───── DATASET RECORDS ─────

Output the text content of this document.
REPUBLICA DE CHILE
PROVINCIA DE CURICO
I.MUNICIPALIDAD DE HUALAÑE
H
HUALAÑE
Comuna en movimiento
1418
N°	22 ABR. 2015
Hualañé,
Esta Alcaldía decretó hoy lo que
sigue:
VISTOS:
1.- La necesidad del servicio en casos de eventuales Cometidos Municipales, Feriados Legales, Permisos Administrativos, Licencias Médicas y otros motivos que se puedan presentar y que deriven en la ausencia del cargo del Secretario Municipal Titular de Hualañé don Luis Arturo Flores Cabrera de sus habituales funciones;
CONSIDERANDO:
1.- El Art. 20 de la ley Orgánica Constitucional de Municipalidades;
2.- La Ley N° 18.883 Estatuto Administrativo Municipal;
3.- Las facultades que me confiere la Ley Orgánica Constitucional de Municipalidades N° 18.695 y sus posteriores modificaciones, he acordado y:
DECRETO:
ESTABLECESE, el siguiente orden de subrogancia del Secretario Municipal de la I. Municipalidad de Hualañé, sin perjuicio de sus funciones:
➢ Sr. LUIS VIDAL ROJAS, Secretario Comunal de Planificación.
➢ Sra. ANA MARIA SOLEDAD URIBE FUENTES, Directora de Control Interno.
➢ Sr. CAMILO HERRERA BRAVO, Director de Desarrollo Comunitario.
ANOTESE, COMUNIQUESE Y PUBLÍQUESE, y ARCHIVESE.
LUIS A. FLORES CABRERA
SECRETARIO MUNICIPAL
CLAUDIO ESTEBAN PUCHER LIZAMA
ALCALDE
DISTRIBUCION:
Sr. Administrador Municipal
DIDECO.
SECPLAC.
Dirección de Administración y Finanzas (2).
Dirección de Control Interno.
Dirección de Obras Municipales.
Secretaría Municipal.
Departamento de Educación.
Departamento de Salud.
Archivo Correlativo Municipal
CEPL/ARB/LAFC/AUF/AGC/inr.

─────

» DESCRIPTION OF THE TASK: From the records above, extract everything verbatim.

» TASK SOLUTION:
Output the text content of this document.
REPUBLICA DE CHILE
PROVINCIA DE CURICO
I.MUNICIPALIDAD DE HUALAÑE
H
HUALAÑE
Comuna en movimiento
1418
N°	22 ABR. 2015
Hualañé,
Esta Alcaldía decretó hoy lo que
sigue:
VISTOS:
1.- La necesidad del servicio en casos de eventuales Cometidos Municipales, Feriados Legales, Permisos Administrativos, Licencias Médicas y otros motivos que se puedan presentar y que deriven en la ausencia del cargo del Secretario Municipal Titular de Hualañé don Luis Arturo Flores Cabrera de sus habituales funciones;
CONSIDERANDO:
1.- El Art. 20 de la ley Orgánica Constitucional de Municipalidades;
2.- La Ley N° 18.883 Estatuto Administrativo Municipal;
3.- Las facultades que me confiere la Ley Orgánica Constitucional de Municipalidades N° 18.695 y sus posteriores modificaciones, he acordado y:
DECRETO:
ESTABLECESE, el siguiente orden de subrogancia del Secretario Municipal de la I. Municipalidad de Hualañé, sin perjuicio de sus funciones:
➢ Sr. LUIS VIDAL ROJAS, Secretario Comunal de Planificación.
➢ Sra. ANA MARIA SOLEDAD URIBE FUENTES, Directora de Control Interno.
➢ Sr. CAMILO HERRERA BRAVO, Director de Desarrollo Comunitario.
ANOTESE, COMUNIQUESE Y PUBLÍQUESE, y ARCHIVESE.
LUIS A. FLORES CABRERA
SECRETARIO MUNICIPAL
CLAUDIO ESTEBAN PUCHER LIZAMA
ALCALDE
DISTRIBUCION:
Sr. Administrador Municipal
DIDECO.
SECPLAC.
Dirección de Administración y Finanzas (2).
Dirección de Control Interno.
Dirección de Obras Municipales.
Secretaría Municipal.
Departamento de Educación.
Departamento de Salud.
Archivo Correlativo Municipal
CEPL/ARB/LAFC/AUF/AGC/inr.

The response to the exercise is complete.